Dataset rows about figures
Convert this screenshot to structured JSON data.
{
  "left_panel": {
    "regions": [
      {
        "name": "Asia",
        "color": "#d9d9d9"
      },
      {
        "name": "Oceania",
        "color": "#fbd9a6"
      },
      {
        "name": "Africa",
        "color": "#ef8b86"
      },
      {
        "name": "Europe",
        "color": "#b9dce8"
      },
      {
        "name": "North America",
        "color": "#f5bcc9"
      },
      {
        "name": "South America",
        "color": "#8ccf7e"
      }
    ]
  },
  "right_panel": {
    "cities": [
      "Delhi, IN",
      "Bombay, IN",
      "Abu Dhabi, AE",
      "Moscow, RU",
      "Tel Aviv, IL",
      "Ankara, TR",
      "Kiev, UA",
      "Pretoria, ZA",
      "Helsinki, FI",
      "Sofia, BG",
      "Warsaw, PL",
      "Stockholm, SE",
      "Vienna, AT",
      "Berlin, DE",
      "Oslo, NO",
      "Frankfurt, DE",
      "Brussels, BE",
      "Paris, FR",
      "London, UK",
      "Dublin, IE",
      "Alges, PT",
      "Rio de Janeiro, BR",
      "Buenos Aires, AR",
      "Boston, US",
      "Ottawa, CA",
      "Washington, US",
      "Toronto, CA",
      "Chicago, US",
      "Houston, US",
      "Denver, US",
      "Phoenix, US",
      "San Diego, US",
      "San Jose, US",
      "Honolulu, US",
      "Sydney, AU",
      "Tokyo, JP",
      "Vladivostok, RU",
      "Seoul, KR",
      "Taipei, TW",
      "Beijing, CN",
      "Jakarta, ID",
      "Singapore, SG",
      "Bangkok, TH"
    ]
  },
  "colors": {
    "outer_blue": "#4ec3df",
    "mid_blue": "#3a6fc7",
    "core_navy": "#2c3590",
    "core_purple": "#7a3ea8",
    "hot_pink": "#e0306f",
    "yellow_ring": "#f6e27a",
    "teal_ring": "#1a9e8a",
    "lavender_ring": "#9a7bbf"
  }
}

→ The exercise: Your task is to retype all of the records exactly.

→ Reply:
Convert this screenshot to structured JSON data.
{
  "left_panel": {
    "regions": [
      {
        "name": "Asia",
        "color": "#d9d9d9"
      },
      {
        "name": "Oceania",
        "color": "#fbd9a6"
      },
      {
        "name": "Africa",
        "color": "#ef8b86"
      },
      {
        "name": "Europe",
        "color": "#b9dce8"
      },
      {
        "name": "North America",
        "color": "#f5bcc9"
      },
      {
        "name": "South America",
        "color": "#8ccf7e"
      }
    ]
  },
  "right_panel": {
    "cities": [
      "Delhi, IN",
      "Bombay, IN",
      "Abu Dhabi, AE",
      "Moscow, RU",
      "Tel Aviv, IL",
      "Ankara, TR",
      "Kiev, UA",
      "Pretoria, ZA",
      "Helsinki, FI",
      "Sofia, BG",
      "Warsaw, PL",
      "Stockholm, SE",
      "Vienna, AT",
      "Berlin, DE",
      "Oslo, NO",
      "Frankfurt, DE",
      "Brussels, BE",
      "Paris, FR",
      "London, UK",
      "Dublin, IE",
      "Alges, PT",
      "Rio de Janeiro, BR",
      "Buenos Aires, AR",
      "Boston, US",
      "Ottawa, CA",
      "Washington, US",
      "Toronto, CA",
      "Chicago, US",
      "Houston, US",
      "Denver, US",
      "Phoenix, US",
      "San Diego, US",
      "San Jose, US",
      "Honolulu, US",
      "Sydney, AU",
      "Tokyo, JP",
      "Vladivostok, RU",
      "Seoul, KR",
      "Taipei, TW",
      "Beijing, CN",
      "Jakarta, ID",
      "Singapore, SG",
      "Bangkok, TH"
    ]
  },
  "colors": {
    "outer_blue": "#4ec3df",
    "mid_blue": "#3a6fc7",
    "core_navy": "#2c3590",
    "core_purple": "#7a3ea8",
    "hot_pink": "#e0306f",
    "yellow_ring": "#f6e27a",
    "teal_ring": "#1a9e8a",
    "lavender_ring": "#9a7bbf"
  }
}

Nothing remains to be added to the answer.